■ Task objective: Lines in the entries below where the word "dagegen" shows up should each be copied.

■ Source data:
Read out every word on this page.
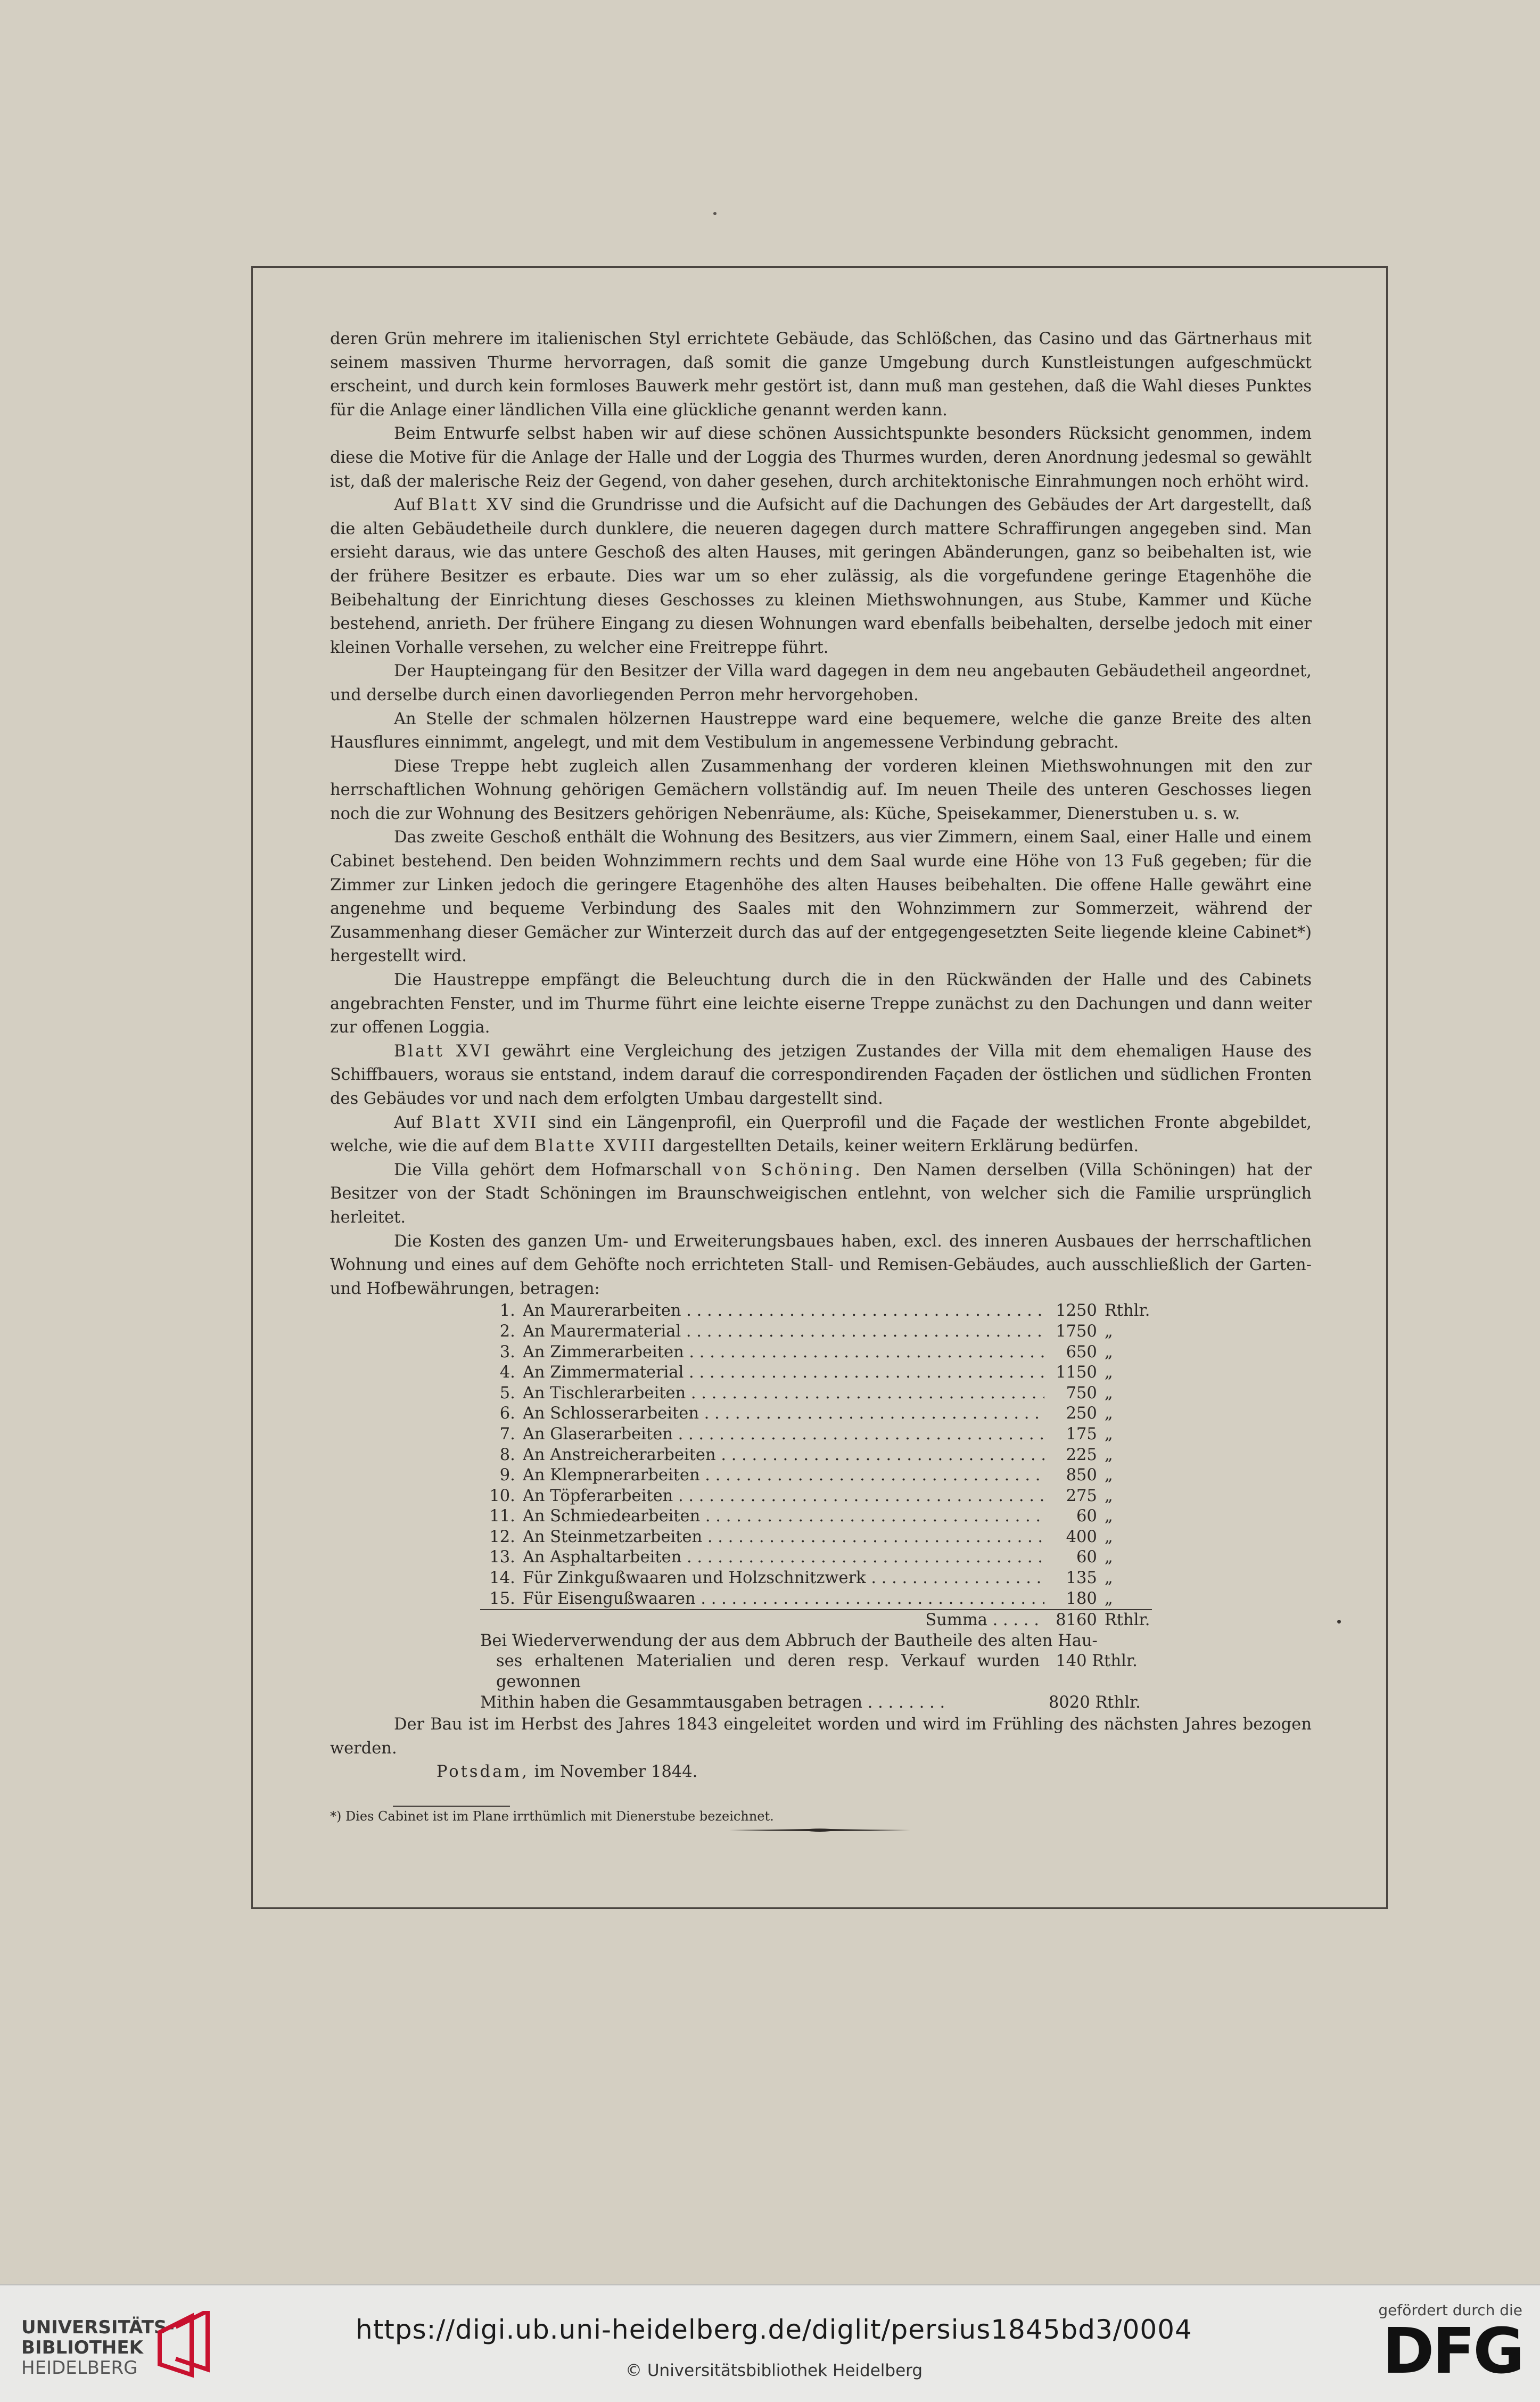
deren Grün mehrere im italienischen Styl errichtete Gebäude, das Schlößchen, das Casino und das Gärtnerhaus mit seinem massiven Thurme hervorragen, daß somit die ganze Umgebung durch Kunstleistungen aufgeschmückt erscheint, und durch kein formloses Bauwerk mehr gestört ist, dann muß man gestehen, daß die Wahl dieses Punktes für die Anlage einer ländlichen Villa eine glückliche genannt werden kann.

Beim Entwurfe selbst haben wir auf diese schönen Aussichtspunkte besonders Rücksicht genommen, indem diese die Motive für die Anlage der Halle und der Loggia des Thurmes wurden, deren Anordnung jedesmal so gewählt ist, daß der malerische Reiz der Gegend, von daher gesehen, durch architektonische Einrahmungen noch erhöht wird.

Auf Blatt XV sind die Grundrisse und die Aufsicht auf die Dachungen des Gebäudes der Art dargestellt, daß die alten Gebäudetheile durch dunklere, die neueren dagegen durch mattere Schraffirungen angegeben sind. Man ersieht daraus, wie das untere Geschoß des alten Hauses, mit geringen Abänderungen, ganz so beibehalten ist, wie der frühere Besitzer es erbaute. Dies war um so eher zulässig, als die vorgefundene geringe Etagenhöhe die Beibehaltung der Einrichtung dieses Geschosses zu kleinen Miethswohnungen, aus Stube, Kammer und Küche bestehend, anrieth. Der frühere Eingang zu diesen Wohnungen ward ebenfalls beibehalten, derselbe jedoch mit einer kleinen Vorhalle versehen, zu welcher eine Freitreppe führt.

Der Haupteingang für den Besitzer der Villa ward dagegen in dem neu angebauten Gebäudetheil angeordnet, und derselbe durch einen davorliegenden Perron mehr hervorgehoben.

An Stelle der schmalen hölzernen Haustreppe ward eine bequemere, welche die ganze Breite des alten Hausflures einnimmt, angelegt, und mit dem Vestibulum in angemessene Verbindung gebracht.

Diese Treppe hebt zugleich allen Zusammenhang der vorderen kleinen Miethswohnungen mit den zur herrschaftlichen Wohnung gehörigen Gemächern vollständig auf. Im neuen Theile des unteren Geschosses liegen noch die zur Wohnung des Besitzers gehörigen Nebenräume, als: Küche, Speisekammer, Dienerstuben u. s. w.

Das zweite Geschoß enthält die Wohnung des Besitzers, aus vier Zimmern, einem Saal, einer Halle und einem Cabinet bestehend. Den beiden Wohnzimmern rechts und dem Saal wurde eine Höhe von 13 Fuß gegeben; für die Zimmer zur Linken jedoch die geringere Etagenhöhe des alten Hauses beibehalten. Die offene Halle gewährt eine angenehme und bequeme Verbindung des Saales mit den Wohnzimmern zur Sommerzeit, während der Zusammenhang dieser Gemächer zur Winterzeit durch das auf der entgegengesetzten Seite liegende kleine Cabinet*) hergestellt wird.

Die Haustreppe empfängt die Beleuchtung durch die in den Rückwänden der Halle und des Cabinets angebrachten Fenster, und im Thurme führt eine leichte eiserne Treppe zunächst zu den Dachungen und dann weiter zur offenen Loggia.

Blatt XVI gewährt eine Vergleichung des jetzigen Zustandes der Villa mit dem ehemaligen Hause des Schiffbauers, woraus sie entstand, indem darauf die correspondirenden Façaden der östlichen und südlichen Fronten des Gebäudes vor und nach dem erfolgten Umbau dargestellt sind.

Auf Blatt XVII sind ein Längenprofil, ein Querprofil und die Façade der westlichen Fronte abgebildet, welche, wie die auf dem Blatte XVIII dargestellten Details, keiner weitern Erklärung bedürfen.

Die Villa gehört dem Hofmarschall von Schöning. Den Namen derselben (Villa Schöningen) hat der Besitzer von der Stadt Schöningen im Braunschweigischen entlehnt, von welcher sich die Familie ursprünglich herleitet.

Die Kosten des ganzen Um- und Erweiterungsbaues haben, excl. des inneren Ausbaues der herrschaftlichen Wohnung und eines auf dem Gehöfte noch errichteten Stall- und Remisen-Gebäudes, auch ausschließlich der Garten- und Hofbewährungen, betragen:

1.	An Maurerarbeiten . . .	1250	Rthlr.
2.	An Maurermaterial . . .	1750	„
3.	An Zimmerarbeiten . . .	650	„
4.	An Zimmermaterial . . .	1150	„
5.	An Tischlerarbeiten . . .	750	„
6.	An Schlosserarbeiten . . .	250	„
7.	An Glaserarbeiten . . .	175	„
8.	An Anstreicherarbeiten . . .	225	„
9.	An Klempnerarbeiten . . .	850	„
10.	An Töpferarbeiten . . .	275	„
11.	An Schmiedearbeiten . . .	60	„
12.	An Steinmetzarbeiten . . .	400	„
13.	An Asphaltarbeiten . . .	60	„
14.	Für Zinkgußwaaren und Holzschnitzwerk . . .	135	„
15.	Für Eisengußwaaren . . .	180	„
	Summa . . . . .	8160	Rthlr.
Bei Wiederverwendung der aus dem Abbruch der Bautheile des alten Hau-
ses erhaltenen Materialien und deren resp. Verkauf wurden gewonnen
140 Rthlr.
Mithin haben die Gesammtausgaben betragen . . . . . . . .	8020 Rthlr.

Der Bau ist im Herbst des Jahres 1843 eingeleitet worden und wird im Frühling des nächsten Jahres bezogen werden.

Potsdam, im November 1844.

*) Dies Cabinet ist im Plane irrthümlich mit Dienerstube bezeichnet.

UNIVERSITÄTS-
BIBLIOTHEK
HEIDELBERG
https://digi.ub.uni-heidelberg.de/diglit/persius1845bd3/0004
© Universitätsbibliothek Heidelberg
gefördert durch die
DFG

■ Answer space:
Auf Blatt XV sind die Grundrisse und die Aufsicht auf die Dachungen des Gebäudes der Art dargestellt, daß die alten Gebäudetheile durch dunklere, die neueren dagegen durch mattere Schraffirungen angegeben sind. Man ersieht daraus, wie das untere Geschoß des alten Hauses, mit geringen Abänderungen, ganz so beibehalten ist, wie der frühere Besitzer es erbaute. Dies war um so eher zulässig, als die vorgefundene geringe Etagenhöhe die Beibehaltung der Einrichtung dieses Geschosses zu kleinen Miethswohnungen, aus Stube, Kammer und Küche bestehend, anrieth. Der frühere Eingang zu diesen Wohnungen ward ebenfalls beibehalten, derselbe jedoch mit einer kleinen Vorhalle versehen, zu welcher eine Freitreppe führt.
Der Haupteingang für den Besitzer der Villa ward dagegen in dem neu angebauten Gebäudetheil angeordnet, und derselbe durch einen davorliegenden Perron mehr hervorgehoben.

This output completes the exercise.